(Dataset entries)
* Start *
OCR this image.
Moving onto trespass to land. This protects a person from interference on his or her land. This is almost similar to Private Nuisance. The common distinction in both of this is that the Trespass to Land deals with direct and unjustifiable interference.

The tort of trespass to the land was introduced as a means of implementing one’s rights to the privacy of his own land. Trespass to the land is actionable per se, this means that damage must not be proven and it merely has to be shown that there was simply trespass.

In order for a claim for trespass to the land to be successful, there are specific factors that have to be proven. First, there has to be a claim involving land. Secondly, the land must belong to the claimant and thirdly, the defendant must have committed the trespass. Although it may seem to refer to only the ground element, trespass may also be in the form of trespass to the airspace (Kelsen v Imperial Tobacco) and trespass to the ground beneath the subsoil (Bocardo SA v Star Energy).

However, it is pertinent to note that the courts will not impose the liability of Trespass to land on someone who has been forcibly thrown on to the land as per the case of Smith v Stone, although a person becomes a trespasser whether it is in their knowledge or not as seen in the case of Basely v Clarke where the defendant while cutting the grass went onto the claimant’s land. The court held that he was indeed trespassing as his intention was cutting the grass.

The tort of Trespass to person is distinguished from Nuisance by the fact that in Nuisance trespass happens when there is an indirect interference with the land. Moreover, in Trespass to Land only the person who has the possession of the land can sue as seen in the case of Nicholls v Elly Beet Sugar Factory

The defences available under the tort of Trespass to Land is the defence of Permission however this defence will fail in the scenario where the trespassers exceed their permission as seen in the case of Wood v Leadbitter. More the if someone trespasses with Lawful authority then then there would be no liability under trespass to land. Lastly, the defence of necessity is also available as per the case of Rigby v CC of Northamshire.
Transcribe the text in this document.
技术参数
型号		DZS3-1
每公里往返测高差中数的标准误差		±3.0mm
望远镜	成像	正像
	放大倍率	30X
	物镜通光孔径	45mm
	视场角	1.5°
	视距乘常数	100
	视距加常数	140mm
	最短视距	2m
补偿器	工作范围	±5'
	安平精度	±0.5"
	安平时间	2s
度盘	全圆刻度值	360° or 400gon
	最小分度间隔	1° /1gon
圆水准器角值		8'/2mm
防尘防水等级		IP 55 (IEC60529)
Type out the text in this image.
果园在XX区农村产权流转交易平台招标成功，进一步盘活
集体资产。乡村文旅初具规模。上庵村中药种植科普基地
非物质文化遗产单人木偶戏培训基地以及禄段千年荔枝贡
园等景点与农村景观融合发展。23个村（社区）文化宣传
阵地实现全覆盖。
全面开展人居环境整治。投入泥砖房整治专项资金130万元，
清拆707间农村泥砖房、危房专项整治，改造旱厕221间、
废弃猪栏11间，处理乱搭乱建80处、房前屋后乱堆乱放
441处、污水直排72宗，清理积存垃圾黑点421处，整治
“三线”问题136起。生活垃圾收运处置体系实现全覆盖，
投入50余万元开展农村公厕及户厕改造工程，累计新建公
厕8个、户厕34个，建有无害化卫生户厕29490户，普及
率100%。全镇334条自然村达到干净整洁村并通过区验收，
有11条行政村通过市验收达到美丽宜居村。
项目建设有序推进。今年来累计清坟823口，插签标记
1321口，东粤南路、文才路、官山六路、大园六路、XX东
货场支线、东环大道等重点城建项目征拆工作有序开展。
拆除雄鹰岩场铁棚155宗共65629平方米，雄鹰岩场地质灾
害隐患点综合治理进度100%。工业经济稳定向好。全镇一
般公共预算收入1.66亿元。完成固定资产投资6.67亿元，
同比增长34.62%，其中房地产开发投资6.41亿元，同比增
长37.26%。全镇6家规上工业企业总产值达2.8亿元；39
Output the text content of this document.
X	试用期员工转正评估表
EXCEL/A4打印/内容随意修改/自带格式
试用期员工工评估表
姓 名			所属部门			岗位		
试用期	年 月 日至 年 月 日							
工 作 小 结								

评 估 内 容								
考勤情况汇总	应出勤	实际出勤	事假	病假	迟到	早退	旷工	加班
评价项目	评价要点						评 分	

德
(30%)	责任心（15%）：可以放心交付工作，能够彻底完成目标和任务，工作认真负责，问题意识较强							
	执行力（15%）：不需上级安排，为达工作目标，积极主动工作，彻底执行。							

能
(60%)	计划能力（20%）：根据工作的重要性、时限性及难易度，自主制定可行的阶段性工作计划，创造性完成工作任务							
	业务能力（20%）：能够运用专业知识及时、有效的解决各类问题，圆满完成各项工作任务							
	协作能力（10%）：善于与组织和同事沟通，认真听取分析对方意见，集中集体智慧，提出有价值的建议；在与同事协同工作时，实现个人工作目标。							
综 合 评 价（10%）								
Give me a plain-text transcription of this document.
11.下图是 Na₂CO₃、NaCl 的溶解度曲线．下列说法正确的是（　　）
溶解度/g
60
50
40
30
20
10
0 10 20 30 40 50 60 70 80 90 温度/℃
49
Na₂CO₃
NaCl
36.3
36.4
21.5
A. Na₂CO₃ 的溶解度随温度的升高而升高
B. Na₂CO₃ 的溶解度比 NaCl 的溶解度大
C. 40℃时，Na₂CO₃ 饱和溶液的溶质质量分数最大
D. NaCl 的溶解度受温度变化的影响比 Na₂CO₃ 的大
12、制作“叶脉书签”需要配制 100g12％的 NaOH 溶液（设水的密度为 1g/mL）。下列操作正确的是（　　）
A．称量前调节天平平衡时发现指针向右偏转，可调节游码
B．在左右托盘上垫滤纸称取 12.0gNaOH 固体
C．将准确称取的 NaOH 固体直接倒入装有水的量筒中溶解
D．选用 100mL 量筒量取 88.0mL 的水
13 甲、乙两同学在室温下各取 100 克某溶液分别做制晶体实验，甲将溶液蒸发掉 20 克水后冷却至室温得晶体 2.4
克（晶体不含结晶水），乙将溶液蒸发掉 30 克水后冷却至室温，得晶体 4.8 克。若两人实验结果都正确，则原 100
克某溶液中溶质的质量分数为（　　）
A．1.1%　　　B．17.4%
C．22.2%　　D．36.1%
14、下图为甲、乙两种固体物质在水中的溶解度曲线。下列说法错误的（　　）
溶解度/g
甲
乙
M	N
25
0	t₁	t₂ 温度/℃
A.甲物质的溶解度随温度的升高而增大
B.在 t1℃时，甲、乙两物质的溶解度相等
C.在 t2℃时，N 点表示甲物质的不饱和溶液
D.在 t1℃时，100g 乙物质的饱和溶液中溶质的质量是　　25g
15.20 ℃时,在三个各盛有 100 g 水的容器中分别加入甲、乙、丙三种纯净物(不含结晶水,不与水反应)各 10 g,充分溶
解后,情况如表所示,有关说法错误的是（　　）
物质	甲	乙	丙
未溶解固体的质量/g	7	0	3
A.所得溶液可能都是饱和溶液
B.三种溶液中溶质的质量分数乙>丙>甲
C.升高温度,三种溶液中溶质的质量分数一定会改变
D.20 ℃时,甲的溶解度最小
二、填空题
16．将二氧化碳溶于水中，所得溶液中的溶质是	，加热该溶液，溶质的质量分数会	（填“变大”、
* End *
Write an exact transcription of every entry above.

> Solution to the exercise
OCR this image.
Moving onto trespass to land. This protects a person from interference on his or her land. This is almost similar to Private Nuisance. The common distinction in both of this is that the Trespass to Land deals with direct and unjustifiable interference.

The tort of trespass to the land was introduced as a means of implementing one’s rights to the privacy of his own land. Trespass to the land is actionable per se, this means that damage must not be proven and it merely has to be shown that there was simply trespass.

In order for a claim for trespass to the land to be successful, there are specific factors that have to be proven. First, there has to be a claim involving land. Secondly, the land must belong to the claimant and thirdly, the defendant must have committed the trespass. Although it may seem to refer to only the ground element, trespass may also be in the form of trespass to the airspace (Kelsen v Imperial Tobacco) and trespass to the ground beneath the subsoil (Bocardo SA v Star Energy).

However, it is pertinent to note that the courts will not impose the liability of Trespass to land on someone who has been forcibly thrown on to the land as per the case of Smith v Stone, although a person becomes a trespasser whether it is in their knowledge or not as seen in the case of Basely v Clarke where the defendant while cutting the grass went onto the claimant’s land. The court held that he was indeed trespassing as his intention was cutting the grass.

The tort of Trespass to person is distinguished from Nuisance by the fact that in Nuisance trespass happens when there is an indirect interference with the land. Moreover, in Trespass to Land only the person who has the possession of the land can sue as seen in the case of Nicholls v Elly Beet Sugar Factory

The defences available under the tort of Trespass to Land is the defence of Permission however this defence will fail in the scenario where the trespassers exceed their permission as seen in the case of Wood v Leadbitter. More the if someone trespasses with Lawful authority then then there would be no liability under trespass to land. Lastly, the defence of necessity is also available as per the case of Rigby v CC of Northamshire.
Transcribe the text in this document.
技术参数
型号		DZS3-1
每公里往返测高差中数的标准误差		±3.0mm
望远镜	成像	正像
	放大倍率	30X
	物镜通光孔径	45mm
	视场角	1.5°
	视距乘常数	100
	视距加常数	140mm
	最短视距	2m
补偿器	工作范围	±5'
	安平精度	±0.5"
	安平时间	2s
度盘	全圆刻度值	360° or 400gon
	最小分度间隔	1° /1gon
圆水准器角值		8'/2mm
防尘防水等级		IP 55 (IEC60529)
Type out the text in this image.
果园在XX区农村产权流转交易平台招标成功，进一步盘活
集体资产。乡村文旅初具规模。上庵村中药种植科普基地
非物质文化遗产单人木偶戏培训基地以及禄段千年荔枝贡
园等景点与农村景观融合发展。23个村（社区）文化宣传
阵地实现全覆盖。
全面开展人居环境整治。投入泥砖房整治专项资金130万元，
清拆707间农村泥砖房、危房专项整治，改造旱厕221间、
废弃猪栏11间，处理乱搭乱建80处、房前屋后乱堆乱放
441处、污水直排72宗，清理积存垃圾黑点421处，整治
“三线”问题136起。生活垃圾收运处置体系实现全覆盖，
投入50余万元开展农村公厕及户厕改造工程，累计新建公
厕8个、户厕34个，建有无害化卫生户厕29490户，普及
率100%。全镇334条自然村达到干净整洁村并通过区验收，
有11条行政村通过市验收达到美丽宜居村。
项目建设有序推进。今年来累计清坟823口，插签标记
1321口，东粤南路、文才路、官山六路、大园六路、XX东
货场支线、东环大道等重点城建项目征拆工作有序开展。
拆除雄鹰岩场铁棚155宗共65629平方米，雄鹰岩场地质灾
害隐患点综合治理进度100%。工业经济稳定向好。全镇一
般公共预算收入1.66亿元。完成固定资产投资6.67亿元，
同比增长34.62%，其中房地产开发投资6.41亿元，同比增
长37.26%。全镇6家规上工业企业总产值达2.8亿元；39
Output the text content of this document.
X	试用期员工转正评估表
EXCEL/A4打印/内容随意修改/自带格式
试用期员工工评估表
姓 名			所属部门			岗位		
试用期	年 月 日至 年 月 日							
工 作 小 结								

评 估 内 容								
考勤情况汇总	应出勤	实际出勤	事假	病假	迟到	早退	旷工	加班
评价项目	评价要点						评 分	

德
(30%)	责任心（15%）：可以放心交付工作，能够彻底完成目标和任务，工作认真负责，问题意识较强							
	执行力（15%）：不需上级安排，为达工作目标，积极主动工作，彻底执行。							

能
(60%)	计划能力（20%）：根据工作的重要性、时限性及难易度，自主制定可行的阶段性工作计划，创造性完成工作任务							
	业务能力（20%）：能够运用专业知识及时、有效的解决各类问题，圆满完成各项工作任务							
	协作能力（10%）：善于与组织和同事沟通，认真听取分析对方意见，集中集体智慧，提出有价值的建议；在与同事协同工作时，实现个人工作目标。							
综 合 评 价（10%）								
Give me a plain-text transcription of this document.
11.下图是 Na₂CO₃、NaCl 的溶解度曲线．下列说法正确的是（　　）
溶解度/g
60
50
40
30
20
10
0 10 20 30 40 50 60 70 80 90 温度/℃
49
Na₂CO₃
NaCl
36.3
36.4
21.5
A. Na₂CO₃ 的溶解度随温度的升高而升高
B. Na₂CO₃ 的溶解度比 NaCl 的溶解度大
C. 40℃时，Na₂CO₃ 饱和溶液的溶质质量分数最大
D. NaCl 的溶解度受温度变化的影响比 Na₂CO₃ 的大
12、制作“叶脉书签”需要配制 100g12％的 NaOH 溶液（设水的密度为 1g/mL）。下列操作正确的是（　　）
A．称量前调节天平平衡时发现指针向右偏转，可调节游码
B．在左右托盘上垫滤纸称取 12.0gNaOH 固体
C．将准确称取的 NaOH 固体直接倒入装有水的量筒中溶解
D．选用 100mL 量筒量取 88.0mL 的水
13 甲、乙两同学在室温下各取 100 克某溶液分别做制晶体实验，甲将溶液蒸发掉 20 克水后冷却至室温得晶体 2.4
克（晶体不含结晶水），乙将溶液蒸发掉 30 克水后冷却至室温，得晶体 4.8 克。若两人实验结果都正确，则原 100
克某溶液中溶质的质量分数为（　　）
A．1.1%　　　B．17.4%
C．22.2%　　D．36.1%
14、下图为甲、乙两种固体物质在水中的溶解度曲线。下列说法错误的（　　）
溶解度/g
甲
乙
M	N
25
0	t₁	t₂ 温度/℃
A.甲物质的溶解度随温度的升高而增大
B.在 t1℃时，甲、乙两物质的溶解度相等
C.在 t2℃时，N 点表示甲物质的不饱和溶液
D.在 t1℃时，100g 乙物质的饱和溶液中溶质的质量是　　25g
15.20 ℃时,在三个各盛有 100 g 水的容器中分别加入甲、乙、丙三种纯净物(不含结晶水,不与水反应)各 10 g,充分溶
解后,情况如表所示,有关说法错误的是（　　）
物质	甲	乙	丙
未溶解固体的质量/g	7	0	3
A.所得溶液可能都是饱和溶液
B.三种溶液中溶质的质量分数乙>丙>甲
C.升高温度,三种溶液中溶质的质量分数一定会改变
D.20 ℃时,甲的溶解度最小
二、填空题
16．将二氧化碳溶于水中，所得溶液中的溶质是	，加热该溶液，溶质的质量分数会	（填“变大”、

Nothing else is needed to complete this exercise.